START DATA SECTION
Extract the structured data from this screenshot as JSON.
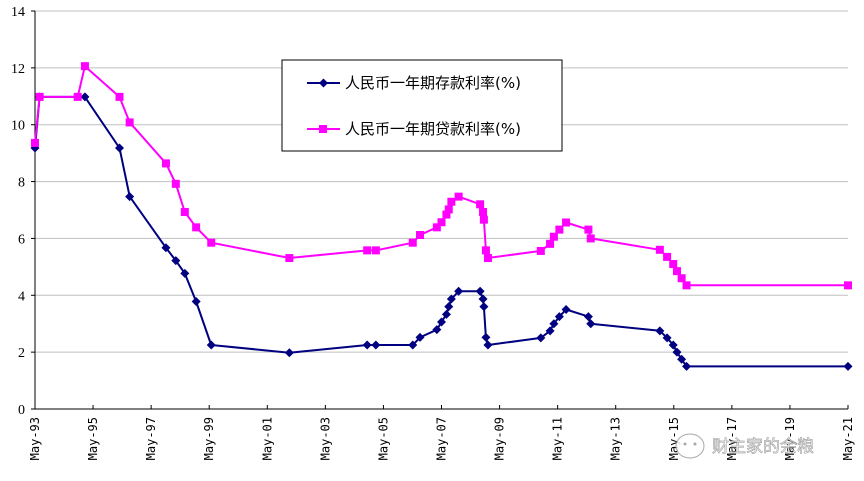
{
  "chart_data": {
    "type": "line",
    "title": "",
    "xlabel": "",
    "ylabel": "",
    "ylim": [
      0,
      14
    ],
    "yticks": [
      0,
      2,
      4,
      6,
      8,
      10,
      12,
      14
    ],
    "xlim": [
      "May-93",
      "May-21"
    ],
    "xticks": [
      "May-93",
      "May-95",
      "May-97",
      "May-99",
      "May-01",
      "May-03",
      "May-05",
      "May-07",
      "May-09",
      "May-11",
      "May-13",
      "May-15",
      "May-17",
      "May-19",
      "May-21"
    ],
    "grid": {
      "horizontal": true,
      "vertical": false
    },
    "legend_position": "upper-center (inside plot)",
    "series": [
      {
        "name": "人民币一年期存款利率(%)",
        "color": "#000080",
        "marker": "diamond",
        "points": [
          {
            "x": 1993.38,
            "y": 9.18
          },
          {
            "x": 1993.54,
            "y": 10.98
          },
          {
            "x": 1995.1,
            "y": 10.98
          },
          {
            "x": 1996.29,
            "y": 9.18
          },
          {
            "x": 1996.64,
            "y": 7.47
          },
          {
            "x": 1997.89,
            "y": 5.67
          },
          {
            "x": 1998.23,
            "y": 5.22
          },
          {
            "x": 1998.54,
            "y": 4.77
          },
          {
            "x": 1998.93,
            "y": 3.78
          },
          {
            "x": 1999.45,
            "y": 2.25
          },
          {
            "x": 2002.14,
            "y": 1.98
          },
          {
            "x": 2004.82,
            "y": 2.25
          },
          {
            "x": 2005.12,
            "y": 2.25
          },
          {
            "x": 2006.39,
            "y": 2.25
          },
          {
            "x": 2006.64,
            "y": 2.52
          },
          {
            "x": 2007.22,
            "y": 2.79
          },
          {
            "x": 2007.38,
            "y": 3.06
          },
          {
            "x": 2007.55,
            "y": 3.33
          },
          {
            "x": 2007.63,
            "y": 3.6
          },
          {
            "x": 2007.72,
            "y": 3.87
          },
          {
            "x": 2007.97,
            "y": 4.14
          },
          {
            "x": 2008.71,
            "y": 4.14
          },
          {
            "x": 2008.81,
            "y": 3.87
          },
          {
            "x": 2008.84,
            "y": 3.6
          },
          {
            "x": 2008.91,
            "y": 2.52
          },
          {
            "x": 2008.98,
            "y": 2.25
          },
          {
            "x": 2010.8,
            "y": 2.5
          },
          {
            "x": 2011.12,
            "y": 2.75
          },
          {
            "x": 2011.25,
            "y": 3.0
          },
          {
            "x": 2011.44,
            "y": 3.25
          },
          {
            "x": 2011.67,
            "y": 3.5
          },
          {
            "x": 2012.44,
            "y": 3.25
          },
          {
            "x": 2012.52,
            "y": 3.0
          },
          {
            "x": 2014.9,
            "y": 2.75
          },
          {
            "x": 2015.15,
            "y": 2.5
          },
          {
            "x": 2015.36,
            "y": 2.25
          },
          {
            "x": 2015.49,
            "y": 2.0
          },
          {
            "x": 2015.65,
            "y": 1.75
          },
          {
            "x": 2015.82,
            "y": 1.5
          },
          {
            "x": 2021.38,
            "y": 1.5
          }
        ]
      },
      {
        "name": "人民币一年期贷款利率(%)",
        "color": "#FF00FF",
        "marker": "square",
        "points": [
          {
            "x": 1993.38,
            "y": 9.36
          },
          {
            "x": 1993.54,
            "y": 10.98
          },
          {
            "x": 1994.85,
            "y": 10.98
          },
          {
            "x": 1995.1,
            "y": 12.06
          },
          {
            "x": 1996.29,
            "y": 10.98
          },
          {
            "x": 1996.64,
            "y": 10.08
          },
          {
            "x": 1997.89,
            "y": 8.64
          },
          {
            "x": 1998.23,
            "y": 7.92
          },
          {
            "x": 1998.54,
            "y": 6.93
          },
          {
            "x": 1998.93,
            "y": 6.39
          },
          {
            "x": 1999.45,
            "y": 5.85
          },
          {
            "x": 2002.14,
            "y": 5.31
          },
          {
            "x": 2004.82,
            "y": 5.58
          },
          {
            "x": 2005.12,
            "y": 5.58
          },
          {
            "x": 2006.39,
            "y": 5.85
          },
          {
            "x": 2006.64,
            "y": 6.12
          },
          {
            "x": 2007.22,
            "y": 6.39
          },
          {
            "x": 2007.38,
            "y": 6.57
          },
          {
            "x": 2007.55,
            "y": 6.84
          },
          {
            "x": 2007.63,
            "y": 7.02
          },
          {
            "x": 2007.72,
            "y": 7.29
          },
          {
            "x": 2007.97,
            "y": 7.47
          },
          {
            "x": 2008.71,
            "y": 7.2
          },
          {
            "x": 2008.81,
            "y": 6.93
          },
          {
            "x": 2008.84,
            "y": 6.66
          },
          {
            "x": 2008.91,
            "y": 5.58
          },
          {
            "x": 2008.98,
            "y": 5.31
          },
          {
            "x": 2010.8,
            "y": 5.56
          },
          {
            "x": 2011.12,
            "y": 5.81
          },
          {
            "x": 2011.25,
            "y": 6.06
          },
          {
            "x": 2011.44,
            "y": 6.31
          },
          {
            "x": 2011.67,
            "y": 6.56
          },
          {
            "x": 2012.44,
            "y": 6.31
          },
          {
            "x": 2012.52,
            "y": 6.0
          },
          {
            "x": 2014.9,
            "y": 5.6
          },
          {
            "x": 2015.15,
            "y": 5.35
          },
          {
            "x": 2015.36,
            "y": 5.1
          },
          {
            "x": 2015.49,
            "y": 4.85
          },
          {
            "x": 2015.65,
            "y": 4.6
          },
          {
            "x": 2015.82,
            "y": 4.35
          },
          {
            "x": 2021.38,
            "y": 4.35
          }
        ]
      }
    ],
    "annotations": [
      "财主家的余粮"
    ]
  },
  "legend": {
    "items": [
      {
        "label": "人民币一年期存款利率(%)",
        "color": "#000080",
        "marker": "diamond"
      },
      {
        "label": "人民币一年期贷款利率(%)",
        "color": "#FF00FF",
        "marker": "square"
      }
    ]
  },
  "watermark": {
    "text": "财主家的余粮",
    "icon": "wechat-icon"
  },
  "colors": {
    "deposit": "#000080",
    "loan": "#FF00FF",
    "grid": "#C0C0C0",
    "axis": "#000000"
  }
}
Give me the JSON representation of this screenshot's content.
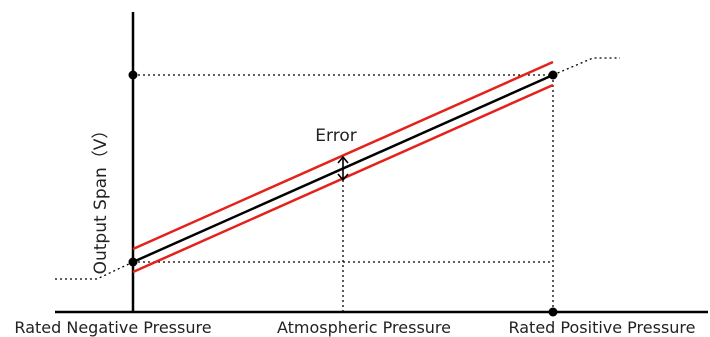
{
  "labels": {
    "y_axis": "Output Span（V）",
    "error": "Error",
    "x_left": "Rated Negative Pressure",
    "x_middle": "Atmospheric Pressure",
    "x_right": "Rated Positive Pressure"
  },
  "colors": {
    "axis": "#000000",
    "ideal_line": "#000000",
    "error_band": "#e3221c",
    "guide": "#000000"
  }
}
END DATA SECTION
START DATA SECTION
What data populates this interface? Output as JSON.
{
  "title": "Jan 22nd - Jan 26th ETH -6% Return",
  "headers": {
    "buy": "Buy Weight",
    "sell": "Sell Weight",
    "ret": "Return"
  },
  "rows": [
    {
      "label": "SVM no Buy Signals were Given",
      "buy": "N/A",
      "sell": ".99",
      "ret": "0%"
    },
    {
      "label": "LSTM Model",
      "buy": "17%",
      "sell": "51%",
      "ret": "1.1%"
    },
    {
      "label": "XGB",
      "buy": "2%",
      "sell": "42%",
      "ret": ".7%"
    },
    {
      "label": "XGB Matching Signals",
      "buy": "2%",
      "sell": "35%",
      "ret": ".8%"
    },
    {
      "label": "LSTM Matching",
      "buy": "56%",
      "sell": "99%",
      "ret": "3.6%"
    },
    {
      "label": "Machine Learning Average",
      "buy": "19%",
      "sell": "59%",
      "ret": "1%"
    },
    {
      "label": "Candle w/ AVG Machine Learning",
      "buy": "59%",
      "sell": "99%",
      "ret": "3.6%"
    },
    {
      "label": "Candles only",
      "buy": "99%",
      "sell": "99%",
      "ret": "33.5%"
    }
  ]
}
END DATA SECTION
Each line above that includes "LSTM" counts once; state the total and nothing more.

RESPONSE TO THIS TASK
2